THE DATA:
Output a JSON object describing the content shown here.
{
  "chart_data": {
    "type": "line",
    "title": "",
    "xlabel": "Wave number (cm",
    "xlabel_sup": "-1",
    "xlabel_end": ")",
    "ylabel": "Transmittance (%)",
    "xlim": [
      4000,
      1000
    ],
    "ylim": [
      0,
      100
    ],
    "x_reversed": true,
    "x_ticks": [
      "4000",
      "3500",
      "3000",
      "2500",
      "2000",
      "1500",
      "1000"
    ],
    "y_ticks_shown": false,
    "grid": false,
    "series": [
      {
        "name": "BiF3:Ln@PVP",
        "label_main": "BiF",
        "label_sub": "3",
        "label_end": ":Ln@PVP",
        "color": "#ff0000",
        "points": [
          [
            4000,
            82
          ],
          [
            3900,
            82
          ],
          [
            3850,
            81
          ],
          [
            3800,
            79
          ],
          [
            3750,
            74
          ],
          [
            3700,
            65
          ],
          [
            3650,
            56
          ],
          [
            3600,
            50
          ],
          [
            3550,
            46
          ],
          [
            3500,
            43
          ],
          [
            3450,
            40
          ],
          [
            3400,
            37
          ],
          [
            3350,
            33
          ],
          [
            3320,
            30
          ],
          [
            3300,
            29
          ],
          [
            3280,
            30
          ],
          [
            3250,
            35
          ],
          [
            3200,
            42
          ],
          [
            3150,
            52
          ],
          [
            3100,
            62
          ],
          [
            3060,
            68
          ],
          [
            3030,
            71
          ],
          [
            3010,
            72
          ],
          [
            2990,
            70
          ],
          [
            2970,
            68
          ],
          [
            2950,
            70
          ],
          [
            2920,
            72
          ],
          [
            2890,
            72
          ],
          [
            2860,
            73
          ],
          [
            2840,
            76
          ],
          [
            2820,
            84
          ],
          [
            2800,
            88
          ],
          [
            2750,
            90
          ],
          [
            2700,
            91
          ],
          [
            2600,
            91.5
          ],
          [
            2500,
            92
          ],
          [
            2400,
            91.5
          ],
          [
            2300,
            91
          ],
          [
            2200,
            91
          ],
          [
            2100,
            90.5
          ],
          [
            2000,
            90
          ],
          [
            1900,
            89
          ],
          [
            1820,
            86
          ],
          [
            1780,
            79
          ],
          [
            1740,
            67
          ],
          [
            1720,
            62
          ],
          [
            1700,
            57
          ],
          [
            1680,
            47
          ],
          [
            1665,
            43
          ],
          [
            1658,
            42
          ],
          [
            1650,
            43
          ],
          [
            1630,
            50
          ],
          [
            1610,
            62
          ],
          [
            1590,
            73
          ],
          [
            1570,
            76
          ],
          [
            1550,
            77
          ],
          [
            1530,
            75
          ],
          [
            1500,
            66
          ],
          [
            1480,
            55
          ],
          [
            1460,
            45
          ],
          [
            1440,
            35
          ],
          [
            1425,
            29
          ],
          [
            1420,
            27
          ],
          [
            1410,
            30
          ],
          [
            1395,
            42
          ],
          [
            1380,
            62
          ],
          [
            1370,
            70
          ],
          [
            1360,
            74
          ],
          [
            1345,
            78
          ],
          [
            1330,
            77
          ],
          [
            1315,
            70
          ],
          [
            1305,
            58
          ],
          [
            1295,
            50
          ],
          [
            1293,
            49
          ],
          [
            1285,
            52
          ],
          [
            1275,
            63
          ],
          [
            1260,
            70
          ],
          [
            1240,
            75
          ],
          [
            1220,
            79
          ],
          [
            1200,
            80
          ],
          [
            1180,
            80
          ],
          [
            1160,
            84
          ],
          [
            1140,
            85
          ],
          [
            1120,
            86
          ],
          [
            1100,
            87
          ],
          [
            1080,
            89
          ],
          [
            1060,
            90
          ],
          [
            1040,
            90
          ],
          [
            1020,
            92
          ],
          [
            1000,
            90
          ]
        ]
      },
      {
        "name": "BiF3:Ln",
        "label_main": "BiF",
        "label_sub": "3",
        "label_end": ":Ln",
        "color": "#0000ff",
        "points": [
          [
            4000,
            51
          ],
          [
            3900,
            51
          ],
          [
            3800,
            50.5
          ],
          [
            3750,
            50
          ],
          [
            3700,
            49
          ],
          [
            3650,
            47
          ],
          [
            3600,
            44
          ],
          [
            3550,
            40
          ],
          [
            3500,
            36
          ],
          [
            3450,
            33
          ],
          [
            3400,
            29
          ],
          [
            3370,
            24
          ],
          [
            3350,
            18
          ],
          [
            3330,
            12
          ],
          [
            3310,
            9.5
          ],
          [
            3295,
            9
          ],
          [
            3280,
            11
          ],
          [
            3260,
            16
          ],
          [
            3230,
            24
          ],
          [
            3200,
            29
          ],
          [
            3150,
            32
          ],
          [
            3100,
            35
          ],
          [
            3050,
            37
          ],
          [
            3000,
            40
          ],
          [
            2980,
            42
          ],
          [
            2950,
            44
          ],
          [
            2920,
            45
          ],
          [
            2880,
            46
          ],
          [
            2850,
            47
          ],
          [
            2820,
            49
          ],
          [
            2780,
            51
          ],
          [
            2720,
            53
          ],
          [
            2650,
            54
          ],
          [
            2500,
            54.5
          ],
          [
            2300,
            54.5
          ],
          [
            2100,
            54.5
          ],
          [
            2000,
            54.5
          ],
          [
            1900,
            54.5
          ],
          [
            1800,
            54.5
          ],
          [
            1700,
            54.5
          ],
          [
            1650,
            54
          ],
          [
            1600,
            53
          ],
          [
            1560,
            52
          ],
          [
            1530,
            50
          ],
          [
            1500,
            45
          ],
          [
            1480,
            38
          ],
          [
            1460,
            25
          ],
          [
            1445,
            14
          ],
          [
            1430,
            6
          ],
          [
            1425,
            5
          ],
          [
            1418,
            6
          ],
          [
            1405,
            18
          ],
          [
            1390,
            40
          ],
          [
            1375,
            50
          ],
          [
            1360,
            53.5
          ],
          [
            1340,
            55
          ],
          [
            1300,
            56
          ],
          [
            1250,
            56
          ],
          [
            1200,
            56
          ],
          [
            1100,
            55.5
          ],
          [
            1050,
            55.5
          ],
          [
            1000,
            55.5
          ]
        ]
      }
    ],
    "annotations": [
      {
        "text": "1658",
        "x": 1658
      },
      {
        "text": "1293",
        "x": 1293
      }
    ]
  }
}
--
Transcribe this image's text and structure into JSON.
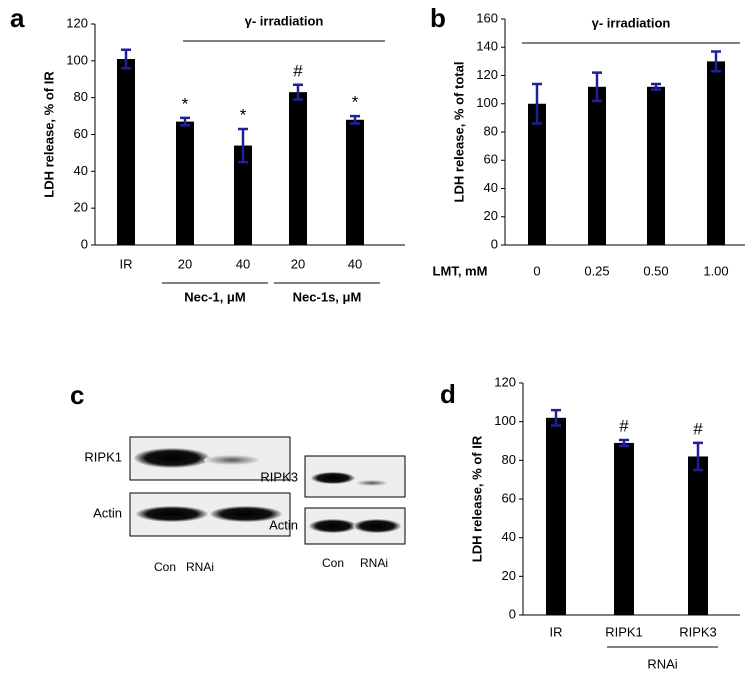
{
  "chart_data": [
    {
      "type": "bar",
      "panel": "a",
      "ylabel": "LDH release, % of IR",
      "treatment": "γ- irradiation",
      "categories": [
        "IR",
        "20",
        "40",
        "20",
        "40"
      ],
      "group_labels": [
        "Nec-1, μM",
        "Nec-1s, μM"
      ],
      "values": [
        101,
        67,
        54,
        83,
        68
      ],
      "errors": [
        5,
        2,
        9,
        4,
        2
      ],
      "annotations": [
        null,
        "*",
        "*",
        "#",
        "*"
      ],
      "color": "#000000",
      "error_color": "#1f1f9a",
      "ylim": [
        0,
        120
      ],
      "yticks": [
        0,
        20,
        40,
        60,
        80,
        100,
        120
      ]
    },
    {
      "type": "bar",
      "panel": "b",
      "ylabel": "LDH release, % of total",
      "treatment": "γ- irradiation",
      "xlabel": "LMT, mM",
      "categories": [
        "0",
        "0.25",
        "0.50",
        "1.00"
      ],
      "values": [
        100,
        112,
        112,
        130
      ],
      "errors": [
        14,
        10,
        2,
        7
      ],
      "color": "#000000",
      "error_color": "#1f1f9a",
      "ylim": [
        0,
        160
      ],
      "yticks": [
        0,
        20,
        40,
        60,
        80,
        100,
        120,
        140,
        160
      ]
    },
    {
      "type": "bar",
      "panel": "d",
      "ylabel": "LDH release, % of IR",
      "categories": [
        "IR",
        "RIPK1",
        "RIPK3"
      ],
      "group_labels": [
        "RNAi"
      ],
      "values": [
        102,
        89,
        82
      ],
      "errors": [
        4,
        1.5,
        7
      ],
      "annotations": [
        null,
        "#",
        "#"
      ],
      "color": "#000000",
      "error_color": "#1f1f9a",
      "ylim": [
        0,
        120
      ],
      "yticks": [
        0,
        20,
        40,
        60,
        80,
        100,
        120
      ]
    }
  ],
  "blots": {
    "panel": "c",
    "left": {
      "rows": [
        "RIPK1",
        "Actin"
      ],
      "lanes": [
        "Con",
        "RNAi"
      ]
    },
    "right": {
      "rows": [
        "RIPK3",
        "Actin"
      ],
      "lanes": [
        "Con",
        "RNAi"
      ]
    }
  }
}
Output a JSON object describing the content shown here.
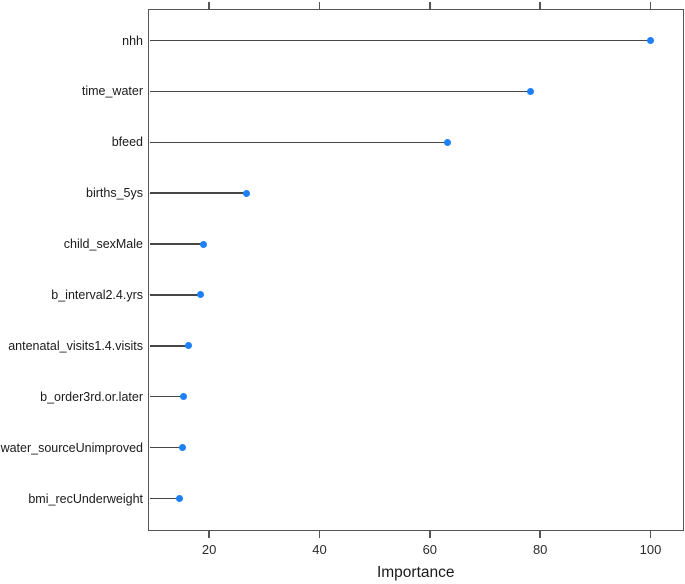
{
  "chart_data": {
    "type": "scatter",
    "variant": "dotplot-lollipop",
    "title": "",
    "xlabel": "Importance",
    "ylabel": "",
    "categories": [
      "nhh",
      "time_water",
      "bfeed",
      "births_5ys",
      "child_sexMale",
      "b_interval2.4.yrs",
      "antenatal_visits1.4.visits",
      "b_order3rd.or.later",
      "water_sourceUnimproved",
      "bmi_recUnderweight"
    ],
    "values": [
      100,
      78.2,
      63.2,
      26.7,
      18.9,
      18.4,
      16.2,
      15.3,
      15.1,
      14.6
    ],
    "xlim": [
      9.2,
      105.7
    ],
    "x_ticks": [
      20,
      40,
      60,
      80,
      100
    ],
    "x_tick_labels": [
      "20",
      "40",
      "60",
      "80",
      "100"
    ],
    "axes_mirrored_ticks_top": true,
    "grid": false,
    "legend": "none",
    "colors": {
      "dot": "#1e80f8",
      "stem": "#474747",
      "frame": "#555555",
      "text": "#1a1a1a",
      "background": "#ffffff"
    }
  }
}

EXERCISE DIRECTIONS: Look through the entries above and report each line where the string "ylabel" occurs.

ANSWER BELOW:
    "ylabel": "Transmittance (%)",
      "ylabel": "LDH release, % of IR",
      "ylabel": "LDH release, % of total",
      "ylabel": "LDH release, % of IR",
    "ylabel": "",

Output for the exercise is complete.